(Stored data)

▼▼▼

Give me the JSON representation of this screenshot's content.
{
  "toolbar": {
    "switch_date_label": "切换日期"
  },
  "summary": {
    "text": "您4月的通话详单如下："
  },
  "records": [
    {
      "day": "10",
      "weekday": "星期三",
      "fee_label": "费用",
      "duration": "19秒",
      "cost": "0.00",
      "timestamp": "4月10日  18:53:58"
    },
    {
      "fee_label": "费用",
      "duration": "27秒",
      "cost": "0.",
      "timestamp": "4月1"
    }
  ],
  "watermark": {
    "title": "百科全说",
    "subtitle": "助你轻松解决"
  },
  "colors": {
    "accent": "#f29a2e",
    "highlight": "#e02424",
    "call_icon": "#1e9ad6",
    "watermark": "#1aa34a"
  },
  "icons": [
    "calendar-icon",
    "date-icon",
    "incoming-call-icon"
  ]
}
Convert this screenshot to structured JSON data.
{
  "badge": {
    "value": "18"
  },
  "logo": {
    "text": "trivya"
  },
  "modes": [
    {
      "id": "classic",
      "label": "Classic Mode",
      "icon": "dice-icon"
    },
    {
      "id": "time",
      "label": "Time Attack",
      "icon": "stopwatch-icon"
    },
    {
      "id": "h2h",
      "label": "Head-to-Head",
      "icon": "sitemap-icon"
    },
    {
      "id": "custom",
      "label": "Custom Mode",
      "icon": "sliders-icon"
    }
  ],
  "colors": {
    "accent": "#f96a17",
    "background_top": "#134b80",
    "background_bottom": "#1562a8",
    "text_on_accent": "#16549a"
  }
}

▲▲▲

Among the lines of the data above, count those holding "timestamp" and state only the number.

2